(PROBLEM): Print all records exactly, leaving nothing out.

(LISTED RECORDS):
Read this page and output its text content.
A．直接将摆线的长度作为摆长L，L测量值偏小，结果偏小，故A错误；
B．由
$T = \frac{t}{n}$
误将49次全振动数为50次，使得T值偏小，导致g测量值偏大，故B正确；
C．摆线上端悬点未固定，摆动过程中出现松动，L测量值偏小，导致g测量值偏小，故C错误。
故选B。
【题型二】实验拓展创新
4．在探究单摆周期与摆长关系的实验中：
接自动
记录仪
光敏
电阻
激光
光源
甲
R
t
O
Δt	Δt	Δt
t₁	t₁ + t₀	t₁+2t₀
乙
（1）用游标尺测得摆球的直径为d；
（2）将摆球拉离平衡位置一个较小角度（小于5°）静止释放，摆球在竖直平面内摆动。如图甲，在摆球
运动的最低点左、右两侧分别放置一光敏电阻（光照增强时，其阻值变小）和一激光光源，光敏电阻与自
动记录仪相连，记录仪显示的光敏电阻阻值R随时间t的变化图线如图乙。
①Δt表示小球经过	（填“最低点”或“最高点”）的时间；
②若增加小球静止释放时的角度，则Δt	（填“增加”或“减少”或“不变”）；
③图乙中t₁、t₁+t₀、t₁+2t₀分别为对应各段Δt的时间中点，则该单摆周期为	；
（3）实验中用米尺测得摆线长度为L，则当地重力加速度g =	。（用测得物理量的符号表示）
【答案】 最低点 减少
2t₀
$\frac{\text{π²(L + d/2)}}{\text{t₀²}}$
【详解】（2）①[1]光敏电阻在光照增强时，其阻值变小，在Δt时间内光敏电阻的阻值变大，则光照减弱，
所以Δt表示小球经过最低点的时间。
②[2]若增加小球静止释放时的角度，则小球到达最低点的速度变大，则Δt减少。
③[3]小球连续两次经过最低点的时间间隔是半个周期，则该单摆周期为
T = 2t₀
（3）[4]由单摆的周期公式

(FINAL ANSWER):
Read this page and output its text content.
A．直接将摆线的长度作为摆长L，L测量值偏小，结果偏小，故A错误；
B．由
$T = \frac{t}{n}$
误将49次全振动数为50次，使得T值偏小，导致g测量值偏大，故B正确；
C．摆线上端悬点未固定，摆动过程中出现松动，L测量值偏小，导致g测量值偏小，故C错误。
故选B。
【题型二】实验拓展创新
4．在探究单摆周期与摆长关系的实验中：
接自动
记录仪
光敏
电阻
激光
光源
甲
R
t
O
Δt	Δt	Δt
t₁	t₁ + t₀	t₁+2t₀
乙
（1）用游标尺测得摆球的直径为d；
（2）将摆球拉离平衡位置一个较小角度（小于5°）静止释放，摆球在竖直平面内摆动。如图甲，在摆球
运动的最低点左、右两侧分别放置一光敏电阻（光照增强时，其阻值变小）和一激光光源，光敏电阻与自
动记录仪相连，记录仪显示的光敏电阻阻值R随时间t的变化图线如图乙。
①Δt表示小球经过	（填“最低点”或“最高点”）的时间；
②若增加小球静止释放时的角度，则Δt	（填“增加”或“减少”或“不变”）；
③图乙中t₁、t₁+t₀、t₁+2t₀分别为对应各段Δt的时间中点，则该单摆周期为	；
（3）实验中用米尺测得摆线长度为L，则当地重力加速度g =	。（用测得物理量的符号表示）
【答案】 最低点 减少
2t₀
$\frac{\text{π²(L + d/2)}}{\text{t₀²}}$
【详解】（2）①[1]光敏电阻在光照增强时，其阻值变小，在Δt时间内光敏电阻的阻值变大，则光照减弱，
所以Δt表示小球经过最低点的时间。
②[2]若增加小球静止释放时的角度，则小球到达最低点的速度变大，则Δt减少。
③[3]小球连续两次经过最低点的时间间隔是半个周期，则该单摆周期为
T = 2t₀
（3）[4]由单摆的周期公式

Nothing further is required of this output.